──────── SUPPLIED INFORMATION ────────

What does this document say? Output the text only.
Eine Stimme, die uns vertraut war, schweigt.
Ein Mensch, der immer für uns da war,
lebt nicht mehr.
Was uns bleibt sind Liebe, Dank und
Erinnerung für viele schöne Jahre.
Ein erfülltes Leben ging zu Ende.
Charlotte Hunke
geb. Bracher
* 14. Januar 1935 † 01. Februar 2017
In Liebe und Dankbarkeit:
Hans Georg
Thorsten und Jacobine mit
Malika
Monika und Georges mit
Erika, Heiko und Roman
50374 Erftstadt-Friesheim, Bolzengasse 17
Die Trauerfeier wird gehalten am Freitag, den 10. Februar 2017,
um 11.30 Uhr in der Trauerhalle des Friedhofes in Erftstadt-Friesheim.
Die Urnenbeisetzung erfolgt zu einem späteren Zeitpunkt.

────────

TASK TO COMPLETE
Go through the entries and repeat each one exactly.

THE RESPONSE
What does this document say? Output the text only.
Eine Stimme, die uns vertraut war, schweigt.
Ein Mensch, der immer für uns da war,
lebt nicht mehr.
Was uns bleibt sind Liebe, Dank und
Erinnerung für viele schöne Jahre.
Ein erfülltes Leben ging zu Ende.
Charlotte Hunke
geb. Bracher
* 14. Januar 1935 † 01. Februar 2017
In Liebe und Dankbarkeit:
Hans Georg
Thorsten und Jacobine mit
Malika
Monika und Georges mit
Erika, Heiko und Roman
50374 Erftstadt-Friesheim, Bolzengasse 17
Die Trauerfeier wird gehalten am Freitag, den 10. Februar 2017,
um 11.30 Uhr in der Trauerhalle des Friedhofes in Erftstadt-Friesheim.
Die Urnenbeisetzung erfolgt zu einem späteren Zeitpunkt.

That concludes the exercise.